**TASK INSTRUCTIONS**
Send each entry back exactly as given, pictures excluded.

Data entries
⁂
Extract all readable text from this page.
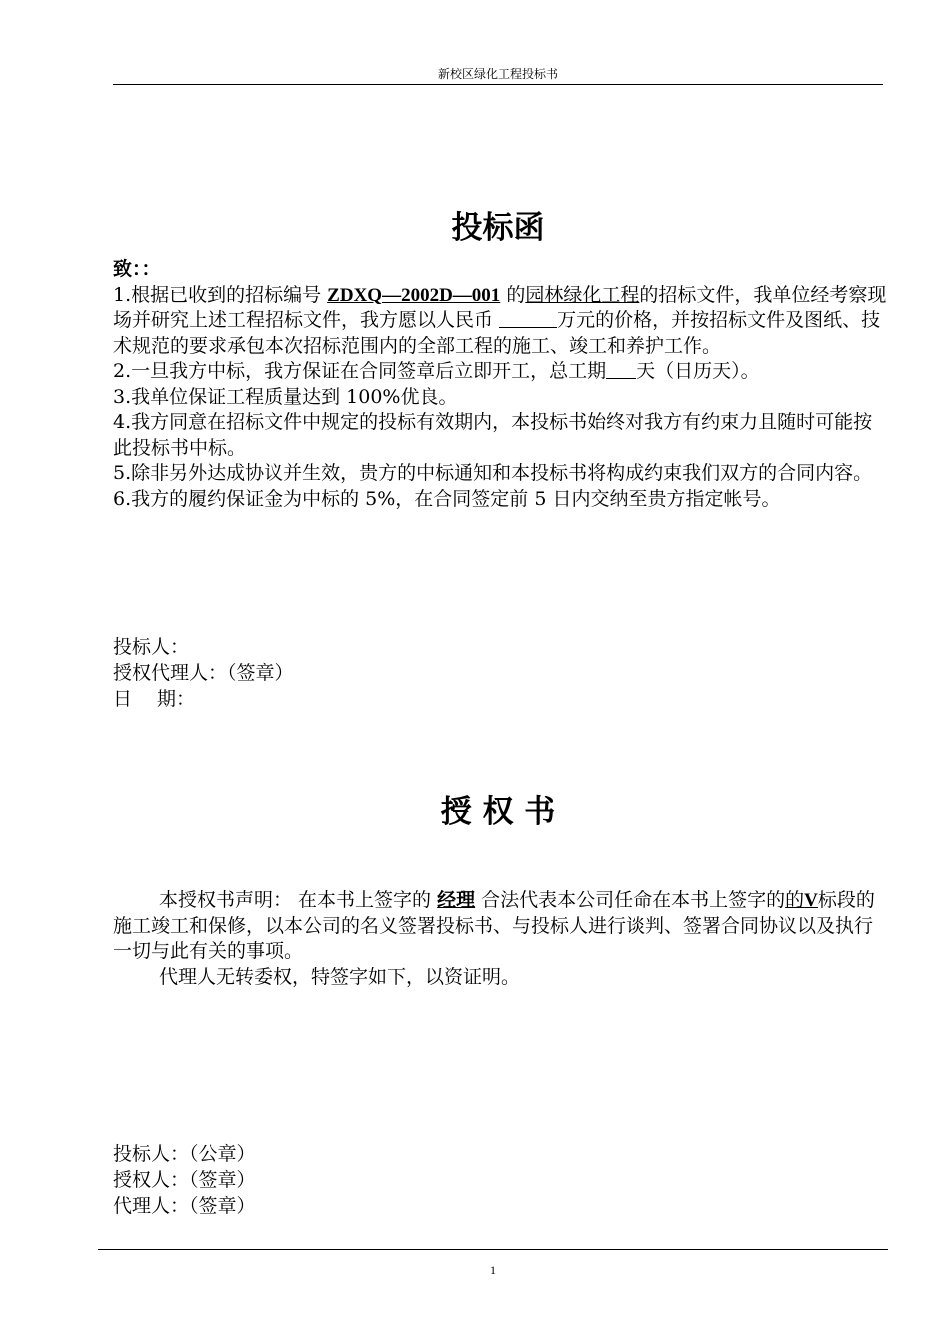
新校区绿化工程投标书
投标函

致：：

1.根据已收到的招标编号 ZDXQ—2002D—001 的园林绿化工程的招标文件，我单位经考察现场并研究上述工程招标文件，我方愿以人民币	万元的价格，并按招标文件及图纸、技术规范的要求承包本次招标范围内的全部工程的施工、竣工和养护工作。

2.一旦我方中标，我方保证在合同签章后立即开工，总工期 天（日历天）。

3.我单位保证工程质量达到 100%优良。

4.我方同意在招标文件中规定的投标有效期内，本投标书始终对我方有约束力且随时可能按此投标书中标。

5.除非另外达成协议并生效，贵方的中标通知和本投标书将构成约束我们双方的合同内容。

6.我方的履约保证金为中标的 5%，在合同签定前 5 日内交纳至贵方指定帐号。

投标人：

授权代理人：（签章）

日　 期：

授 权 书

本授权书声明： 在本书上签字的 经理 合法代表本公司任命在本书上签字的的V标段的施工竣工和保修，以本公司的名义签署投标书、与投标人进行谈判、签署合同协议以及执行一切与此有关的事项。

代理人无转委权，特签字如下，以资证明。

投标人：（公章）

授权人：（签章）

代理人：（签章）

1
⁂
**TASK ANSWER**
Extract all readable text from this page.
新校区绿化工程投标书
投标函

致：：

1.根据已收到的招标编号 ZDXQ—2002D—001 的园林绿化工程的招标文件，我单位经考察现场并研究上述工程招标文件，我方愿以人民币	万元的价格，并按招标文件及图纸、技术规范的要求承包本次招标范围内的全部工程的施工、竣工和养护工作。

2.一旦我方中标，我方保证在合同签章后立即开工，总工期 天（日历天）。

3.我单位保证工程质量达到 100%优良。

4.我方同意在招标文件中规定的投标有效期内，本投标书始终对我方有约束力且随时可能按此投标书中标。

5.除非另外达成协议并生效，贵方的中标通知和本投标书将构成约束我们双方的合同内容。

6.我方的履约保证金为中标的 5%，在合同签定前 5 日内交纳至贵方指定帐号。

投标人：

授权代理人：（签章）

日　 期：

授 权 书

本授权书声明： 在本书上签字的 经理 合法代表本公司任命在本书上签字的的V标段的施工竣工和保修，以本公司的名义签署投标书、与投标人进行谈判、签署合同协议以及执行一切与此有关的事项。

代理人无转委权，特签字如下，以资证明。

投标人：（公章）

授权人：（签章）

代理人：（签章）

1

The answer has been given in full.